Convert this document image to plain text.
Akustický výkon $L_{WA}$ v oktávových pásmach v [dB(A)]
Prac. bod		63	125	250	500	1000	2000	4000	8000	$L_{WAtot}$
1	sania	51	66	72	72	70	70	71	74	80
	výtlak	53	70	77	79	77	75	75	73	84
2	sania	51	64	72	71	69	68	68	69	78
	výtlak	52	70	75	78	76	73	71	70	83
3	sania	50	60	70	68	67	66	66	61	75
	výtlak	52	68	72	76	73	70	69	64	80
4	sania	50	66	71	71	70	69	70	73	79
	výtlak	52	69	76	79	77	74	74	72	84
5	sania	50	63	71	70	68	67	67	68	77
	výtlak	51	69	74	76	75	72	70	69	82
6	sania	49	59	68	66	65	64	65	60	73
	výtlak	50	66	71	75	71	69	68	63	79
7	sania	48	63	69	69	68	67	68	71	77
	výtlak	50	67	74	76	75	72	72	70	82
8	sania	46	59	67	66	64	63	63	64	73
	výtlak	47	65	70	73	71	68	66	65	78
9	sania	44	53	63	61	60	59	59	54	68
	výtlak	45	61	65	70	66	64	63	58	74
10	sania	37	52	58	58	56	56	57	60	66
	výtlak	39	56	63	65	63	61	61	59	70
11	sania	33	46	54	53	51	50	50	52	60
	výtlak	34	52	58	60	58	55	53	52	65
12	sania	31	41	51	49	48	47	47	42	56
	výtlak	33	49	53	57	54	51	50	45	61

○ ○ ○ ○ ○ ○ ○

# Given task
From the entries above, copy every line containing the word "sania".

# Response to this task
1	sania	51	66	72	72	70	70	71	74	80
2	sania	51	64	72	71	69	68	68	69	78
3	sania	50	60	70	68	67	66	66	61	75
4	sania	50	66	71	71	70	69	70	73	79
5	sania	50	63	71	70	68	67	67	68	77
6	sania	49	59	68	66	65	64	65	60	73
7	sania	48	63	69	69	68	67	68	71	77
8	sania	46	59	67	66	64	63	63	64	73
9	sania	44	53	63	61	60	59	59	54	68
10	sania	37	52	58	58	56	56	57	60	66
11	sania	33	46	54	53	51	50	50	52	60
12	sania	31	41	51	49	48	47	47	42	56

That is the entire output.